• **RAW RECORDS**
***
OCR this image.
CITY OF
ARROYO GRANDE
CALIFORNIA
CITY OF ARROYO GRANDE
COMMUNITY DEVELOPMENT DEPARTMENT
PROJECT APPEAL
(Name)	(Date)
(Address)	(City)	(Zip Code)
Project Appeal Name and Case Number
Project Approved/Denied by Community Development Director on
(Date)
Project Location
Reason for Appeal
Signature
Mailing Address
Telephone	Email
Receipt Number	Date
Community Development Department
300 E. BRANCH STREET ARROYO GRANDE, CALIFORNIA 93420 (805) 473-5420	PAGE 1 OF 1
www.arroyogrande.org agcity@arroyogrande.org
***
• **WRITTEN EXERCISE**
Your task is to repeat each line of the material exactly.

• **WRITTEN RESPONSE**
OCR this image.
CITY OF
ARROYO GRANDE
CALIFORNIA
CITY OF ARROYO GRANDE
COMMUNITY DEVELOPMENT DEPARTMENT
PROJECT APPEAL
(Name)	(Date)
(Address)	(City)	(Zip Code)
Project Appeal Name and Case Number
Project Approved/Denied by Community Development Director on
(Date)
Project Location
Reason for Appeal
Signature
Mailing Address
Telephone	Email
Receipt Number	Date
Community Development Department
300 E. BRANCH STREET ARROYO GRANDE, CALIFORNIA 93420 (805) 473-5420	PAGE 1 OF 1
www.arroyogrande.org agcity@arroyogrande.org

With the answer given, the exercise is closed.